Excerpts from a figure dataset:
------------------------------

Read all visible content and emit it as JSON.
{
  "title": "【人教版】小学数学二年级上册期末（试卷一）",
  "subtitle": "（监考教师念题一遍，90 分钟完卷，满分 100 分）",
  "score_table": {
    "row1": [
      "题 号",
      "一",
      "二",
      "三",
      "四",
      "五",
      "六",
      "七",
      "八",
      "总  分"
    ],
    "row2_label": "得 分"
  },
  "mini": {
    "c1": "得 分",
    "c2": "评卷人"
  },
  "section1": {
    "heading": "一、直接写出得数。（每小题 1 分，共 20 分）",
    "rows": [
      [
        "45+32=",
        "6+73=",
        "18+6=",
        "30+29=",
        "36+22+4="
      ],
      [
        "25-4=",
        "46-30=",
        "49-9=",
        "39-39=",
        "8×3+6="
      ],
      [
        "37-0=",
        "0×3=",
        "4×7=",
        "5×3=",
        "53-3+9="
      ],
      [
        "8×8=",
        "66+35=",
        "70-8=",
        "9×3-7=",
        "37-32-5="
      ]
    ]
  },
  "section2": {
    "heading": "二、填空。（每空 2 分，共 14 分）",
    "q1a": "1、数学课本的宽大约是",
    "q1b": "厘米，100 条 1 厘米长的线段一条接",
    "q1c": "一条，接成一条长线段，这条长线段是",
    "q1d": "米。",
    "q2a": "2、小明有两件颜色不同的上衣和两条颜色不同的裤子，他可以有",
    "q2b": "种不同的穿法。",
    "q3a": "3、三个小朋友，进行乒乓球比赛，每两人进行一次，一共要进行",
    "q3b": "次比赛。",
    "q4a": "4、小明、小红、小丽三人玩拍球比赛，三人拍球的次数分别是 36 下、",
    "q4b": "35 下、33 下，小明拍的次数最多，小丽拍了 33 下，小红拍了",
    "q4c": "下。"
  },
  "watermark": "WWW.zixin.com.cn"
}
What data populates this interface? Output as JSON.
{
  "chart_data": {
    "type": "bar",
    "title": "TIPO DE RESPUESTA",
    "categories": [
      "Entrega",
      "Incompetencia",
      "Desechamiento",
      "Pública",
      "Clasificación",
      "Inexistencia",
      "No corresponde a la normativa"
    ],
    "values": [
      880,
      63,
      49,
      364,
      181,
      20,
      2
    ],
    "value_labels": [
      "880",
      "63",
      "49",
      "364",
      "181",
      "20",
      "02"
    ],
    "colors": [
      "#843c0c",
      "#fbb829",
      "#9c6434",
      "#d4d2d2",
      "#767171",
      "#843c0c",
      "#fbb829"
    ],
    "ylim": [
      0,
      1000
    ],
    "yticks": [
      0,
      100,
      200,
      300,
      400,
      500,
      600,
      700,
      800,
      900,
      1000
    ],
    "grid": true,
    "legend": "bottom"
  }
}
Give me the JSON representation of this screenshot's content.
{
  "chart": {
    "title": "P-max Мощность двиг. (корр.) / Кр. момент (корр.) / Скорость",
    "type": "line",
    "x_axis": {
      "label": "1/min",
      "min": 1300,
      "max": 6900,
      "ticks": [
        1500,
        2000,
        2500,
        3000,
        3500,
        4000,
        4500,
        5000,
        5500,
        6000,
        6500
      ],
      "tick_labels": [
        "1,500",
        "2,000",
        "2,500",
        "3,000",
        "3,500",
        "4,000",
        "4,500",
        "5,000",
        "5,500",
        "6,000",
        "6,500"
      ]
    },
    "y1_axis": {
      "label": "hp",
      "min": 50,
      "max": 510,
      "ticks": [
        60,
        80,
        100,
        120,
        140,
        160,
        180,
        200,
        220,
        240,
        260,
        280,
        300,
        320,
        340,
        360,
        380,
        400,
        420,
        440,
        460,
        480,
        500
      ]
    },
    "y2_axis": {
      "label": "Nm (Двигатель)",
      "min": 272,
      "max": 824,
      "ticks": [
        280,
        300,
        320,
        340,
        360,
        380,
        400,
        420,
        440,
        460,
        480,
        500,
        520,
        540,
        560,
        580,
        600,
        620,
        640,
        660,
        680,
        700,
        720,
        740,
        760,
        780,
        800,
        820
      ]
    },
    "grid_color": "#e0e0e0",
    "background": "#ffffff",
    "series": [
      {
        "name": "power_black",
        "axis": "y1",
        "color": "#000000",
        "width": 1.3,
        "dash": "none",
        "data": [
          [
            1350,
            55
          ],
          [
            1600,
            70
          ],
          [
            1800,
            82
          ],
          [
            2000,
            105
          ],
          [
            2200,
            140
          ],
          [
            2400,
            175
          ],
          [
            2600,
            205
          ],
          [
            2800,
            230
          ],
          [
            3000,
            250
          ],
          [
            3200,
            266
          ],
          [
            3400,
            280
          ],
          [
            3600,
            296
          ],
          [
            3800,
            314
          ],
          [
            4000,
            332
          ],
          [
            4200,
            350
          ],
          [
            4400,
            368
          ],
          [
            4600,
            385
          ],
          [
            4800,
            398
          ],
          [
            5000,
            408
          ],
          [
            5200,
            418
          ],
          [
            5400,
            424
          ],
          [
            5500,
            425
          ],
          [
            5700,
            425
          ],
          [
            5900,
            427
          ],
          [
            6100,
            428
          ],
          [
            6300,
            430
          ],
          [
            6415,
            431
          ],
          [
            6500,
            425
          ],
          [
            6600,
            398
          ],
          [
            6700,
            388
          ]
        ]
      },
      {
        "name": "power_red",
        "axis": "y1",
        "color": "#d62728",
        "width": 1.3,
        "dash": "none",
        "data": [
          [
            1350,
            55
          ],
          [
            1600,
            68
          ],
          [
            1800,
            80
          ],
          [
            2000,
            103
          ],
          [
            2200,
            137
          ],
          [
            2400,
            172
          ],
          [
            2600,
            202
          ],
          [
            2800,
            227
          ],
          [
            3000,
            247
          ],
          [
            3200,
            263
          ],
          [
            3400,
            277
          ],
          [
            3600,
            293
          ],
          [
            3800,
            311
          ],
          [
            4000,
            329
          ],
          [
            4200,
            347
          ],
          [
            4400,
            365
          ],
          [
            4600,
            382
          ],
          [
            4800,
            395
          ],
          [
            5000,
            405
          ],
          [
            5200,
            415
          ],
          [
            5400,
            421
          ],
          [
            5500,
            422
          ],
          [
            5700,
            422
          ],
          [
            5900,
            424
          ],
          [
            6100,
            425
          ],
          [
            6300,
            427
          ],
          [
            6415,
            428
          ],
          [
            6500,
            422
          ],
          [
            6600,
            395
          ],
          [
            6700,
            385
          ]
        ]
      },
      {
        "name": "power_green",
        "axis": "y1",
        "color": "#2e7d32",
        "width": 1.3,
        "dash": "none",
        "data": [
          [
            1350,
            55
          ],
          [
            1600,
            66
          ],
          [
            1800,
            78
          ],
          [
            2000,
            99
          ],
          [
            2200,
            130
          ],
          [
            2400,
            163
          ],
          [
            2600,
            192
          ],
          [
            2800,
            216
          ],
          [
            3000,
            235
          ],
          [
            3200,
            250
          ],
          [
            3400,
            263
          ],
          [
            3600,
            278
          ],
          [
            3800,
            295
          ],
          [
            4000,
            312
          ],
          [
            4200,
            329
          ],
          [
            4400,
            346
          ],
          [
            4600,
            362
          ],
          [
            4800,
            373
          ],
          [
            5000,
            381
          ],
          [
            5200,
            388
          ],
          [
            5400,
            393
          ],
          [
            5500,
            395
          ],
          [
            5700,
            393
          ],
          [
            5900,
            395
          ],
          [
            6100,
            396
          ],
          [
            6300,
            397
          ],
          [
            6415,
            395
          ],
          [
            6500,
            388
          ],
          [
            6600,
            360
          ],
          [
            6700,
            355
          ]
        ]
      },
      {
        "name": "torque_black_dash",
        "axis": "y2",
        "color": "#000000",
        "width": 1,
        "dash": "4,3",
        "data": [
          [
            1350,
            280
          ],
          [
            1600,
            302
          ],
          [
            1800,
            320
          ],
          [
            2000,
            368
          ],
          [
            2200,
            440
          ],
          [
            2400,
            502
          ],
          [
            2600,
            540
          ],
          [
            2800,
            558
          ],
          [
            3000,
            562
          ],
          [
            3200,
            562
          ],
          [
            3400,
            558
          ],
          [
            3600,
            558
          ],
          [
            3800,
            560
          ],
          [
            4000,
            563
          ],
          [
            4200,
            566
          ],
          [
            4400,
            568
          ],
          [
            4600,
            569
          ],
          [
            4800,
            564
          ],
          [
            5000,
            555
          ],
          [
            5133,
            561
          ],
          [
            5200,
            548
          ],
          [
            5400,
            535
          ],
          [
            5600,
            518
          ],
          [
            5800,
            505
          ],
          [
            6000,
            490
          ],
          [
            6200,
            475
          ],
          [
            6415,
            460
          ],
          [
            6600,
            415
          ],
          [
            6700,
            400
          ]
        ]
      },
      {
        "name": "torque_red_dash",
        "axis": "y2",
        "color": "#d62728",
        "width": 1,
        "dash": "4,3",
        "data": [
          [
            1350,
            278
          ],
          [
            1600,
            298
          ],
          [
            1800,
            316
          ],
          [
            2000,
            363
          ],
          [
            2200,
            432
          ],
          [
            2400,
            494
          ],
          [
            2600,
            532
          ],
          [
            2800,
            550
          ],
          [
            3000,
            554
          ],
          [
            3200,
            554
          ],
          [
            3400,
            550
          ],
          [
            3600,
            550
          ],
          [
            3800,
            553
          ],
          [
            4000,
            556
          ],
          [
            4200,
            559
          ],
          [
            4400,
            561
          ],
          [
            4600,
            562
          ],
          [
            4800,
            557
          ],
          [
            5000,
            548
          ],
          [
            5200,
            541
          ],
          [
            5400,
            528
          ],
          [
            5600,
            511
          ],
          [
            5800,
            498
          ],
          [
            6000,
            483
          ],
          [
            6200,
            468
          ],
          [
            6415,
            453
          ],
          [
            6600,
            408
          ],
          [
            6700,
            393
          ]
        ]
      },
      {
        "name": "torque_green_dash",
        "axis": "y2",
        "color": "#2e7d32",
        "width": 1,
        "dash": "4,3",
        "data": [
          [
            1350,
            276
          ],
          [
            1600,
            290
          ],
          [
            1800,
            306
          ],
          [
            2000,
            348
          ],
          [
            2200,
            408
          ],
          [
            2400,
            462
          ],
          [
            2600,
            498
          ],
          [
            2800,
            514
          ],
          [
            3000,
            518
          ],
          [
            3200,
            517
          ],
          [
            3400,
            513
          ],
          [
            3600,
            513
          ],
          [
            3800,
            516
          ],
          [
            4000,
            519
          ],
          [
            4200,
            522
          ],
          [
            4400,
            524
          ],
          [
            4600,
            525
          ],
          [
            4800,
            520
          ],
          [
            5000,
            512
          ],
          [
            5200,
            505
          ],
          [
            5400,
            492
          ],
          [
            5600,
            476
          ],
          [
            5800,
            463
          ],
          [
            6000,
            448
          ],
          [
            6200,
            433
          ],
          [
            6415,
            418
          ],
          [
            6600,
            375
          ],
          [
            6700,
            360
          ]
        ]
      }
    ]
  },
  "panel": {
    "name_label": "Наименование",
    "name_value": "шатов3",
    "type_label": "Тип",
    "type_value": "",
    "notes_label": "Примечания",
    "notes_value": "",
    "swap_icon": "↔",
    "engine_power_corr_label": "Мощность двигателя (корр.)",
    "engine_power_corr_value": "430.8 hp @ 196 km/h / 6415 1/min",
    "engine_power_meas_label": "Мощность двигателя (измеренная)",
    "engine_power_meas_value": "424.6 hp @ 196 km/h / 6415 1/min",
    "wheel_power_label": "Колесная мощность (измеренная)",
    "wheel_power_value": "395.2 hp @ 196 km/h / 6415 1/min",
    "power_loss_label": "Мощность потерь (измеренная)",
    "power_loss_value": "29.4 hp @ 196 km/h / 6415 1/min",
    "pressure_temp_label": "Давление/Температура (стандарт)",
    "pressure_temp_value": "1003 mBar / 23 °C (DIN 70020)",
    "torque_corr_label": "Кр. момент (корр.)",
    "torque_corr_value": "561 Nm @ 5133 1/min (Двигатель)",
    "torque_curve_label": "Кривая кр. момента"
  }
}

------------------------------

_WHAT YOU HAVE TO DO_: Say how many lines in the records hold "this", with the number as the whole reply.

_TASK RESULT_: 2